** BEGIN EXERCISE MATERIALS **

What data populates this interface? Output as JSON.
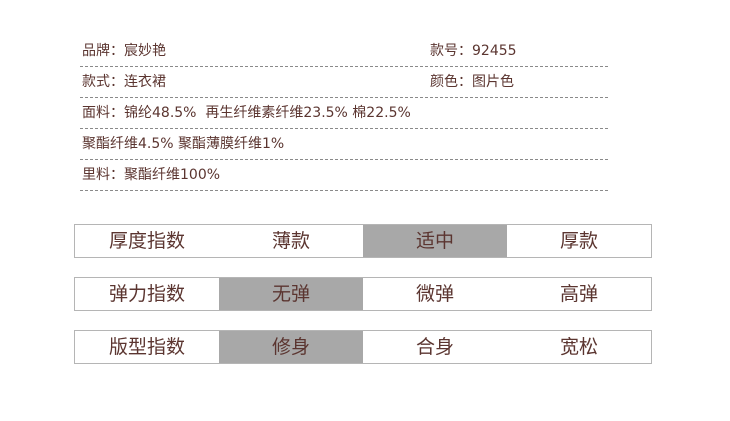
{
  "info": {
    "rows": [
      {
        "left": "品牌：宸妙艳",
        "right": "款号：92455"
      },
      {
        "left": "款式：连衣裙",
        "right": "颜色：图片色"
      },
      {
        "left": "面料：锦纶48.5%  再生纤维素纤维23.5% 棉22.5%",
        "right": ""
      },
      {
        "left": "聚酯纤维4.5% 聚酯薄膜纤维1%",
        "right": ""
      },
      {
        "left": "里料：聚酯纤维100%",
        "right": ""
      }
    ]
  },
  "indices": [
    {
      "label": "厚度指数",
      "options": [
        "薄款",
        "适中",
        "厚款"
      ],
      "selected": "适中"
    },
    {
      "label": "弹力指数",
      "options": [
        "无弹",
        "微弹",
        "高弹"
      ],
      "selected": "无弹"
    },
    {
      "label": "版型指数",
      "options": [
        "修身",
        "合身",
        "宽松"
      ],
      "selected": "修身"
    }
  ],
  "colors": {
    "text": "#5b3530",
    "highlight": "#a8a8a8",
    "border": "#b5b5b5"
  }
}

** END EXERCISE MATERIALS **
** BEGIN EXERCISE MATERIALS **

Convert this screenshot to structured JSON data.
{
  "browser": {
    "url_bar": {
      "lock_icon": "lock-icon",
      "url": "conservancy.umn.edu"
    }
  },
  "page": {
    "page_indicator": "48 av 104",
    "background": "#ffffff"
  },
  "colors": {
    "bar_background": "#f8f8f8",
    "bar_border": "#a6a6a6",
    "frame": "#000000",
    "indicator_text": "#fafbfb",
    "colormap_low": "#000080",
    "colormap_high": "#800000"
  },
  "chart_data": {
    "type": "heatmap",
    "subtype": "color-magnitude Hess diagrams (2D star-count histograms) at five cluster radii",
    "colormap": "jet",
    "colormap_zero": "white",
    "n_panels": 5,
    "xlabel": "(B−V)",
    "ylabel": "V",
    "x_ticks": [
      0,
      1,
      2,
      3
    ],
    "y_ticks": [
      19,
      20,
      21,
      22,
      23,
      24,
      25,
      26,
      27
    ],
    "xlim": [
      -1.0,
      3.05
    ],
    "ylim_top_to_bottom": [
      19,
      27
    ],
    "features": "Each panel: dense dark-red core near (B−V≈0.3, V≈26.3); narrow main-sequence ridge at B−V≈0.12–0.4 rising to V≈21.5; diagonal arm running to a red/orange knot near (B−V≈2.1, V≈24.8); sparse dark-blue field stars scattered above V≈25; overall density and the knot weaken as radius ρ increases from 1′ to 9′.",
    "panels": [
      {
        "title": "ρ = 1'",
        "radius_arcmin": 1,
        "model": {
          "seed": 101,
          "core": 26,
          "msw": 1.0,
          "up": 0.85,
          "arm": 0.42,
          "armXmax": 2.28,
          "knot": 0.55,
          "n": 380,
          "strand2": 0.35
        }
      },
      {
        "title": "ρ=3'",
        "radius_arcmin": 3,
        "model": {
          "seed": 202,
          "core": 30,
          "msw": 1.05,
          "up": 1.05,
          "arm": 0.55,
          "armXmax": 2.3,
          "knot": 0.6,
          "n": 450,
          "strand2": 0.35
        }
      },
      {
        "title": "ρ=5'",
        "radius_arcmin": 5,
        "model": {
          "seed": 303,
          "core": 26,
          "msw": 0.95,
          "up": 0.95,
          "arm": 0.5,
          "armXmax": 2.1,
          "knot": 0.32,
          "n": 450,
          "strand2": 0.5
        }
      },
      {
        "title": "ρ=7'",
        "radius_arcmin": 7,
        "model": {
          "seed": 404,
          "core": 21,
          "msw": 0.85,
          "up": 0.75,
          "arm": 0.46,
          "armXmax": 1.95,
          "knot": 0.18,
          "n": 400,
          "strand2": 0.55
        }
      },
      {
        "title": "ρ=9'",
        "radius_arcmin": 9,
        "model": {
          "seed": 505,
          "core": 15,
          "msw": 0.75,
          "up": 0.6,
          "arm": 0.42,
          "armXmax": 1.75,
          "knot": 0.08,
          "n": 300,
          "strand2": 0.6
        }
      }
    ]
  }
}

** END EXERCISE MATERIALS **
** BEGIN EXERCISE MATERIALS **

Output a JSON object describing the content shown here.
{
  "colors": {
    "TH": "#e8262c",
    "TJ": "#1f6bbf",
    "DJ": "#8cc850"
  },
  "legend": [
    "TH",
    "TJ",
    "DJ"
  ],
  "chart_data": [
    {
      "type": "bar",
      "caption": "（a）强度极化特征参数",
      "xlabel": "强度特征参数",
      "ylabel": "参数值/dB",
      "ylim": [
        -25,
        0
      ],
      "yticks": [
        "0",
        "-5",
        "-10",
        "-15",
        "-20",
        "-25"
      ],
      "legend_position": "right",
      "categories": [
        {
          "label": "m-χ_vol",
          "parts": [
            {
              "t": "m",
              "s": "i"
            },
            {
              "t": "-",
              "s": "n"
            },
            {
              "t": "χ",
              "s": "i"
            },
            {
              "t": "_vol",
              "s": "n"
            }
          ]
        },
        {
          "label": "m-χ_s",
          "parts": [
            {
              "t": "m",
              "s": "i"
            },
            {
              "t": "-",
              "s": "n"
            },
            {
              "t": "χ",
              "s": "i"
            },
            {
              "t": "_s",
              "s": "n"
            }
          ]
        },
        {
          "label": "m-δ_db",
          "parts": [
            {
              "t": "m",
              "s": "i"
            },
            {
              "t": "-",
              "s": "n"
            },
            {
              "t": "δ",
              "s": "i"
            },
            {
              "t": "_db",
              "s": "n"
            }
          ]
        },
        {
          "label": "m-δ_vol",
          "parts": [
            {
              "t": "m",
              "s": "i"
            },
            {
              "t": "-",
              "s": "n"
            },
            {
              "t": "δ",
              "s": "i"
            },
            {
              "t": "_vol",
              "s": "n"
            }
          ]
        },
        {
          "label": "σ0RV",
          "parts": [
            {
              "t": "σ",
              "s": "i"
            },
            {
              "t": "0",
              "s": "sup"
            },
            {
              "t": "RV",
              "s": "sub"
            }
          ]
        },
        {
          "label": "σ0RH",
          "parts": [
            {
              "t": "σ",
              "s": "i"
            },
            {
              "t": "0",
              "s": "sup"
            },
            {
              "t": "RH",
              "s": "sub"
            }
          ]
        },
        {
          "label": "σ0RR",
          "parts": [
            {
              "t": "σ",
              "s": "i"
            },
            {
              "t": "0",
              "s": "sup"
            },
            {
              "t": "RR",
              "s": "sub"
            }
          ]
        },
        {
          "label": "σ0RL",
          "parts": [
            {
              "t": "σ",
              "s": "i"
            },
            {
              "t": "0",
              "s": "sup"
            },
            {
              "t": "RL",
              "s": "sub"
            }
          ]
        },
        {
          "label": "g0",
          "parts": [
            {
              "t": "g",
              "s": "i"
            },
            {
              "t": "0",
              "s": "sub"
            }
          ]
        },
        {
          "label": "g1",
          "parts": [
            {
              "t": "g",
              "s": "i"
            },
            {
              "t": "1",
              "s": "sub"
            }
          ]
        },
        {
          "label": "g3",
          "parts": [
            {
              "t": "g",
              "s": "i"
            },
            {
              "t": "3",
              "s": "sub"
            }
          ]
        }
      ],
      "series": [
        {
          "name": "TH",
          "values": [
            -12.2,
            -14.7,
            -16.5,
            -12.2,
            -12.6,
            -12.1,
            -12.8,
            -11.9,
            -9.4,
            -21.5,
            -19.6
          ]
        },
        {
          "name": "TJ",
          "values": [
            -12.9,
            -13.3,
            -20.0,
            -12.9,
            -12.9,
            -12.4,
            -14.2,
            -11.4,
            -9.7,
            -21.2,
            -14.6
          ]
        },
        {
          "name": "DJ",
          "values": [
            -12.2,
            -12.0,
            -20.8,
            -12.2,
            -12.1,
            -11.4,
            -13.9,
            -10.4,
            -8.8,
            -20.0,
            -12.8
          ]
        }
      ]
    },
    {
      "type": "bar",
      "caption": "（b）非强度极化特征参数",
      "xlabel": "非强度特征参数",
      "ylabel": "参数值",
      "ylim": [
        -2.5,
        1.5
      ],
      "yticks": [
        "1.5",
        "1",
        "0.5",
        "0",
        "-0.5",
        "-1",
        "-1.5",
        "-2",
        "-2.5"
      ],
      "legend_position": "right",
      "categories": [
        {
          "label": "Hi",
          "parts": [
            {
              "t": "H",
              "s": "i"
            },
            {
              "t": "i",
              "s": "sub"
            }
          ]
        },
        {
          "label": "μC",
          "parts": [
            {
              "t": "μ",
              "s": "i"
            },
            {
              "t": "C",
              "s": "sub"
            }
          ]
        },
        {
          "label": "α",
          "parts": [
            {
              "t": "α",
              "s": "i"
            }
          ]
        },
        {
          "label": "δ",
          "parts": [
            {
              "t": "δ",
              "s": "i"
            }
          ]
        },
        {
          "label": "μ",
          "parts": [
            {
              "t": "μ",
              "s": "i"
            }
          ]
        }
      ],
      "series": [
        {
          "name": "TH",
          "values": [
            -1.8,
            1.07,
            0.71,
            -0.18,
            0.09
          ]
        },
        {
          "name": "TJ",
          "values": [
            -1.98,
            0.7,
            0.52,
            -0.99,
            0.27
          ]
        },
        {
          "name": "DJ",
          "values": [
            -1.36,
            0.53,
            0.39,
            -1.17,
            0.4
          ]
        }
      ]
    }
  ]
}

** END EXERCISE MATERIALS **

Tally the lines in the entries above that hold the word "caption". Reply with nothing but that count.

2